• _Goal_
Write out the records again, exactly, leaving none out.

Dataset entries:
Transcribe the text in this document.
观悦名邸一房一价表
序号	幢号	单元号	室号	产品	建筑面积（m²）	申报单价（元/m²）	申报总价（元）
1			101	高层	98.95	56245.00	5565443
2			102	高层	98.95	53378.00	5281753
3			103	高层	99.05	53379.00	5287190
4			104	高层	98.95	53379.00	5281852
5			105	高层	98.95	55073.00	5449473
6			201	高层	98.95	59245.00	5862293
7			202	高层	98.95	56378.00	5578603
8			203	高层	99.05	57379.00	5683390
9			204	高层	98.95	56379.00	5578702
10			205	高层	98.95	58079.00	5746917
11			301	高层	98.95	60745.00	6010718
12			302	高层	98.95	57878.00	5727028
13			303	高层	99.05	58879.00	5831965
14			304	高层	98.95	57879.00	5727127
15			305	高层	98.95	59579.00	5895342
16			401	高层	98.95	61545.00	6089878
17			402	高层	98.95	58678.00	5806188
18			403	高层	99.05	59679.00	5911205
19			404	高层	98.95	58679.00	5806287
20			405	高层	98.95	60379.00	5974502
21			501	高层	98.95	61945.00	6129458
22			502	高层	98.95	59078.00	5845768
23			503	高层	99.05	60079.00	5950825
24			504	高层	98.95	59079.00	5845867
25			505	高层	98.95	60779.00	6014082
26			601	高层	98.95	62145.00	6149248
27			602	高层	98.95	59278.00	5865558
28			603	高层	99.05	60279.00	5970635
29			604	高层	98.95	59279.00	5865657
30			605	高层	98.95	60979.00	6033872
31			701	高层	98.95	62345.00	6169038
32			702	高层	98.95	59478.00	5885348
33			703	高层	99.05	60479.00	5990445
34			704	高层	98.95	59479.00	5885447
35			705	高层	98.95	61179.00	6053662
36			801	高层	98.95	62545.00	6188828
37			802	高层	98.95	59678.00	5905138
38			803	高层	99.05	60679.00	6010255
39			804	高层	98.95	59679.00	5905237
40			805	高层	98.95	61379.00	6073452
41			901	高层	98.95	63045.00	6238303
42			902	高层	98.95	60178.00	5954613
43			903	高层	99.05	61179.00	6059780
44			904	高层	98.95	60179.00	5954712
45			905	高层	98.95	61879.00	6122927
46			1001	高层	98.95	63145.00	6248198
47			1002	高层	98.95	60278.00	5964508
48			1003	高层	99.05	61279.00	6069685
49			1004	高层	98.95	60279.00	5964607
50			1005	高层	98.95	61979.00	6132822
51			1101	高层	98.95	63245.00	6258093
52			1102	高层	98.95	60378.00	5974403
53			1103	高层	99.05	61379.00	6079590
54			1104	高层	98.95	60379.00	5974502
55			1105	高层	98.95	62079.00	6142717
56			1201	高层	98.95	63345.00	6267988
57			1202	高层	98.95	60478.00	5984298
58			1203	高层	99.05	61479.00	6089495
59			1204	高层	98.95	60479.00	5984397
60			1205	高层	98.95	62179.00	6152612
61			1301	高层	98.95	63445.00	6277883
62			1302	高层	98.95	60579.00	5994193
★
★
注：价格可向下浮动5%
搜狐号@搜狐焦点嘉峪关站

• _Answer below_
Transcribe the text in this document.
观悦名邸一房一价表
序号	幢号	单元号	室号	产品	建筑面积（m²）	申报单价（元/m²）	申报总价（元）
1			101	高层	98.95	56245.00	5565443
2			102	高层	98.95	53378.00	5281753
3			103	高层	99.05	53379.00	5287190
4			104	高层	98.95	53379.00	5281852
5			105	高层	98.95	55073.00	5449473
6			201	高层	98.95	59245.00	5862293
7			202	高层	98.95	56378.00	5578603
8			203	高层	99.05	57379.00	5683390
9			204	高层	98.95	56379.00	5578702
10			205	高层	98.95	58079.00	5746917
11			301	高层	98.95	60745.00	6010718
12			302	高层	98.95	57878.00	5727028
13			303	高层	99.05	58879.00	5831965
14			304	高层	98.95	57879.00	5727127
15			305	高层	98.95	59579.00	5895342
16			401	高层	98.95	61545.00	6089878
17			402	高层	98.95	58678.00	5806188
18			403	高层	99.05	59679.00	5911205
19			404	高层	98.95	58679.00	5806287
20			405	高层	98.95	60379.00	5974502
21			501	高层	98.95	61945.00	6129458
22			502	高层	98.95	59078.00	5845768
23			503	高层	99.05	60079.00	5950825
24			504	高层	98.95	59079.00	5845867
25			505	高层	98.95	60779.00	6014082
26			601	高层	98.95	62145.00	6149248
27			602	高层	98.95	59278.00	5865558
28			603	高层	99.05	60279.00	5970635
29			604	高层	98.95	59279.00	5865657
30			605	高层	98.95	60979.00	6033872
31			701	高层	98.95	62345.00	6169038
32			702	高层	98.95	59478.00	5885348
33			703	高层	99.05	60479.00	5990445
34			704	高层	98.95	59479.00	5885447
35			705	高层	98.95	61179.00	6053662
36			801	高层	98.95	62545.00	6188828
37			802	高层	98.95	59678.00	5905138
38			803	高层	99.05	60679.00	6010255
39			804	高层	98.95	59679.00	5905237
40			805	高层	98.95	61379.00	6073452
41			901	高层	98.95	63045.00	6238303
42			902	高层	98.95	60178.00	5954613
43			903	高层	99.05	61179.00	6059780
44			904	高层	98.95	60179.00	5954712
45			905	高层	98.95	61879.00	6122927
46			1001	高层	98.95	63145.00	6248198
47			1002	高层	98.95	60278.00	5964508
48			1003	高层	99.05	61279.00	6069685
49			1004	高层	98.95	60279.00	5964607
50			1005	高层	98.95	61979.00	6132822
51			1101	高层	98.95	63245.00	6258093
52			1102	高层	98.95	60378.00	5974403
53			1103	高层	99.05	61379.00	6079590
54			1104	高层	98.95	60379.00	5974502
55			1105	高层	98.95	62079.00	6142717
56			1201	高层	98.95	63345.00	6267988
57			1202	高层	98.95	60478.00	5984298
58			1203	高层	99.05	61479.00	6089495
59			1204	高层	98.95	60479.00	5984397
60			1205	高层	98.95	62179.00	6152612
61			1301	高层	98.95	63445.00	6277883
62			1302	高层	98.95	60579.00	5994193
★
★
注：价格可向下浮动5%
搜狐号@搜狐焦点嘉峪关站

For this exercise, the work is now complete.